— start of PROVIDED INFORMATION —
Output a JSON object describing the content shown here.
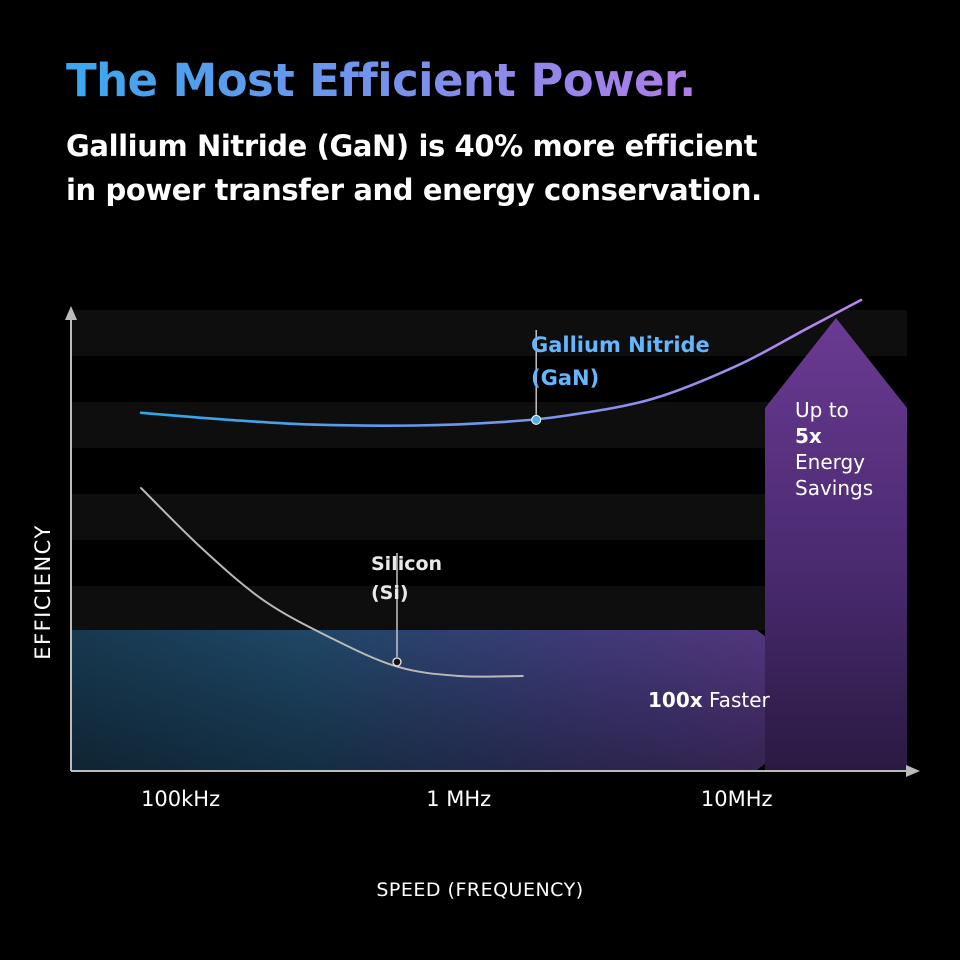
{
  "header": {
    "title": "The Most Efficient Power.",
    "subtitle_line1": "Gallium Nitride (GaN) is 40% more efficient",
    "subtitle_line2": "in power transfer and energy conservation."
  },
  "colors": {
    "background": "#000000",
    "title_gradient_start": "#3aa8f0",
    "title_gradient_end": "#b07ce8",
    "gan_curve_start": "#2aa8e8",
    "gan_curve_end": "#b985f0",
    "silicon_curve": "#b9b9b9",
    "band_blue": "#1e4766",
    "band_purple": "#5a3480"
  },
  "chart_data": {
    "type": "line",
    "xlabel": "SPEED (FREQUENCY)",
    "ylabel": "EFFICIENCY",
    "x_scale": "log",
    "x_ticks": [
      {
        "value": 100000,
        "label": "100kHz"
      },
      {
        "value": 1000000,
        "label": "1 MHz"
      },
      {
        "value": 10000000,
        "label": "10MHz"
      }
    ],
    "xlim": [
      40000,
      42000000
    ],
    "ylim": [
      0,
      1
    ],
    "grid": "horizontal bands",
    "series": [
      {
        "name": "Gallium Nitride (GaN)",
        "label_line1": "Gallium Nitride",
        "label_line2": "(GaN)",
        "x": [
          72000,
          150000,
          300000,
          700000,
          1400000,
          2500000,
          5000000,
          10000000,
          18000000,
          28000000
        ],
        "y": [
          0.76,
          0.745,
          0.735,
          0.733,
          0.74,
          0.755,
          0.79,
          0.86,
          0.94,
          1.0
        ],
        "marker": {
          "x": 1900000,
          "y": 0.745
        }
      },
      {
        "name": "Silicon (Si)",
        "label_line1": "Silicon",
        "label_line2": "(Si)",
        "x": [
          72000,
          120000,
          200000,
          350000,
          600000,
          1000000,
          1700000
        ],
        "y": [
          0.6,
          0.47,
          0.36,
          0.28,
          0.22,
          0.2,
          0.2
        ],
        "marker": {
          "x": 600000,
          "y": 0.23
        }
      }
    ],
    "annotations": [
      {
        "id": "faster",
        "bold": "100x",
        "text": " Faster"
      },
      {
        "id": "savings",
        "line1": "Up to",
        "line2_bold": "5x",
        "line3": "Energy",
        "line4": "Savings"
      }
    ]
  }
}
— end of PROVIDED INFORMATION —
THE EXERCISE:
Extract every line of the data exactly; pictures stay out.

WRITTEN ANSWER:
Output a JSON object describing the content shown here.
{
  "header": {
    "title": "The Most Efficient Power.",
    "subtitle_line1": "Gallium Nitride (GaN) is 40% more efficient",
    "subtitle_line2": "in power transfer and energy conservation."
  },
  "colors": {
    "background": "#000000",
    "title_gradient_start": "#3aa8f0",
    "title_gradient_end": "#b07ce8",
    "gan_curve_start": "#2aa8e8",
    "gan_curve_end": "#b985f0",
    "silicon_curve": "#b9b9b9",
    "band_blue": "#1e4766",
    "band_purple": "#5a3480"
  },
  "chart_data": {
    "type": "line",
    "xlabel": "SPEED (FREQUENCY)",
    "ylabel": "EFFICIENCY",
    "x_scale": "log",
    "x_ticks": [
      {
        "value": 100000,
        "label": "100kHz"
      },
      {
        "value": 1000000,
        "label": "1 MHz"
      },
      {
        "value": 10000000,
        "label": "10MHz"
      }
    ],
    "xlim": [
      40000,
      42000000
    ],
    "ylim": [
      0,
      1
    ],
    "grid": "horizontal bands",
    "series": [
      {
        "name": "Gallium Nitride (GaN)",
        "label_line1": "Gallium Nitride",
        "label_line2": "(GaN)",
        "x": [
          72000,
          150000,
          300000,
          700000,
          1400000,
          2500000,
          5000000,
          10000000,
          18000000,
          28000000
        ],
        "y": [
          0.76,
          0.745,
          0.735,
          0.733,
          0.74,
          0.755,
          0.79,
          0.86,
          0.94,
          1.0
        ],
        "marker": {
          "x": 1900000,
          "y": 0.745
        }
      },
      {
        "name": "Silicon (Si)",
        "label_line1": "Silicon",
        "label_line2": "(Si)",
        "x": [
          72000,
          120000,
          200000,
          350000,
          600000,
          1000000,
          1700000
        ],
        "y": [
          0.6,
          0.47,
          0.36,
          0.28,
          0.22,
          0.2,
          0.2
        ],
        "marker": {
          "x": 600000,
          "y": 0.23
        }
      }
    ],
    "annotations": [
      {
        "id": "faster",
        "bold": "100x",
        "text": " Faster"
      },
      {
        "id": "savings",
        "line1": "Up to",
        "line2_bold": "5x",
        "line3": "Energy",
        "line4": "Savings"
      }
    ]
  }
}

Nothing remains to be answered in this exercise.